## BRIEF
Restate the material word for word and leave out anything that is a picture.

Source data
%%
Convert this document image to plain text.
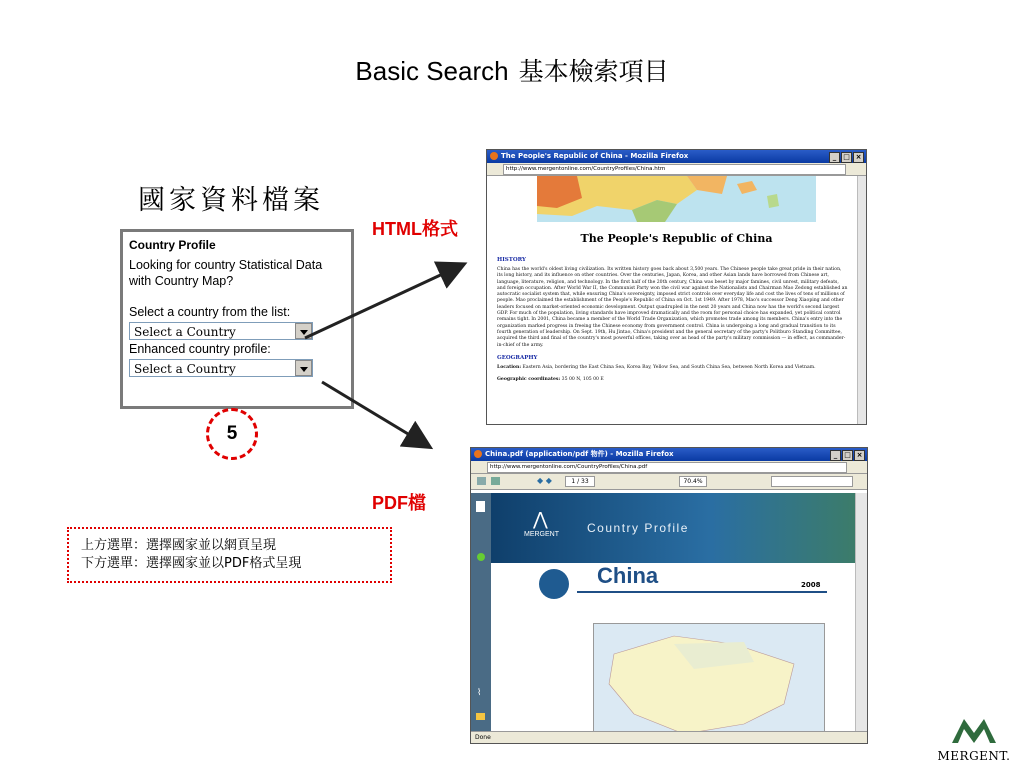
Basic Search 基本檢索項目
國家資料檔案
Country Profile
Looking for country Statistical Data with Country Map?
Select a country from the list:
Select a Country
Enhanced country profile:
Select a Country
5
HTML格式
PDF檔
上方選單：選擇國家並以網頁呈現
下方選單：選擇國家並以PDF格式呈現
The People's Republic of China - Mozilla Firefox	_ □ ×
http://www.mergentonline.com/CountryProfiles/China.htm
The People's Republic of China
HISTORY
China has the world's oldest living civilization. Its written history goes back about 3,500 years. The Chinese people take great pride in their nation, its long history, and its influence on other countries. Over the centuries, Japan, Korea, and other Asian lands have borrowed from Chinese art, language, literature, religion, and technology. In the first half of the 20th century, China was beset by major famines, civil unrest, military defeats, and foreign occupation. After World War II, the Communist Party won the civil war against the Nationalists and Chairman Mao Zedong established an autocratic socialist system that, while ensuring China's sovereignty, imposed strict controls over everyday life and cost the lives of tens of millions of people. Mao proclaimed the establishment of the People's Republic of China on Oct. 1st 1949. After 1978, Mao's successor Deng Xiaoping and other leaders focused on market-oriented economic development. Output quadrupled in the next 20 years and China now has the world's second largest GDP. For much of the population, living standards have improved dramatically and the room for personal choice has expanded, yet political control remains tight. In 2001, China became a member of the World Trade Organization, which promotes trade among its members. China's entry into the organization marked progress in freeing the Chinese economy from government control. China is undergoing a long and gradual transition to its fourth generation of leadership. On Sept. 19th, Hu Jintao, China's president and the general secretary of the party's Politburo Standing Committee, acquired the third and final of the country's most powerful offices, taking over as head of the party's military commission — in effect, as commander-in-chief of the army.
GEOGRAPHY
Location: Eastern Asia, bordering the East China Sea, Korea Bay, Yellow Sea, and South China Sea, between North Korea and Vietnam.
Geographic coordinates: 35 00 N, 105 00 E
China.pdf (application/pdf 物件) - Mozilla Firefox	_ □ ×
http://www.mergentonline.com/CountryProfiles/China.pdf
◆ ◆	1 / 33	70.4%
⌇
⋀
MERGENT Country Profile
China	2008
Done
MERGENT.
%%
## THE OUTPUT
Convert this document image to plain text.
Basic Search 基本檢索項目
國家資料檔案
Country Profile
Looking for country Statistical Data with Country Map?
Select a country from the list:
Select a Country
Enhanced country profile:
Select a Country
5
HTML格式
PDF檔
上方選單：選擇國家並以網頁呈現
下方選單：選擇國家並以PDF格式呈現
The People's Republic of China - Mozilla Firefox	_ □ ×
http://www.mergentonline.com/CountryProfiles/China.htm
The People's Republic of China
HISTORY
China has the world's oldest living civilization. Its written history goes back about 3,500 years. The Chinese people take great pride in their nation, its long history, and its influence on other countries. Over the centuries, Japan, Korea, and other Asian lands have borrowed from Chinese art, language, literature, religion, and technology. In the first half of the 20th century, China was beset by major famines, civil unrest, military defeats, and foreign occupation. After World War II, the Communist Party won the civil war against the Nationalists and Chairman Mao Zedong established an autocratic socialist system that, while ensuring China's sovereignty, imposed strict controls over everyday life and cost the lives of tens of millions of people. Mao proclaimed the establishment of the People's Republic of China on Oct. 1st 1949. After 1978, Mao's successor Deng Xiaoping and other leaders focused on market-oriented economic development. Output quadrupled in the next 20 years and China now has the world's second largest GDP. For much of the population, living standards have improved dramatically and the room for personal choice has expanded, yet political control remains tight. In 2001, China became a member of the World Trade Organization, which promotes trade among its members. China's entry into the organization marked progress in freeing the Chinese economy from government control. China is undergoing a long and gradual transition to its fourth generation of leadership. On Sept. 19th, Hu Jintao, China's president and the general secretary of the party's Politburo Standing Committee, acquired the third and final of the country's most powerful offices, taking over as head of the party's military commission — in effect, as commander-in-chief of the army.
GEOGRAPHY
Location: Eastern Asia, bordering the East China Sea, Korea Bay, Yellow Sea, and South China Sea, between North Korea and Vietnam.
Geographic coordinates: 35 00 N, 105 00 E
China.pdf (application/pdf 物件) - Mozilla Firefox	_ □ ×
http://www.mergentonline.com/CountryProfiles/China.pdf
◆ ◆	1 / 33	70.4%
⌇
⋀
MERGENT Country Profile
China	2008
Done
MERGENT.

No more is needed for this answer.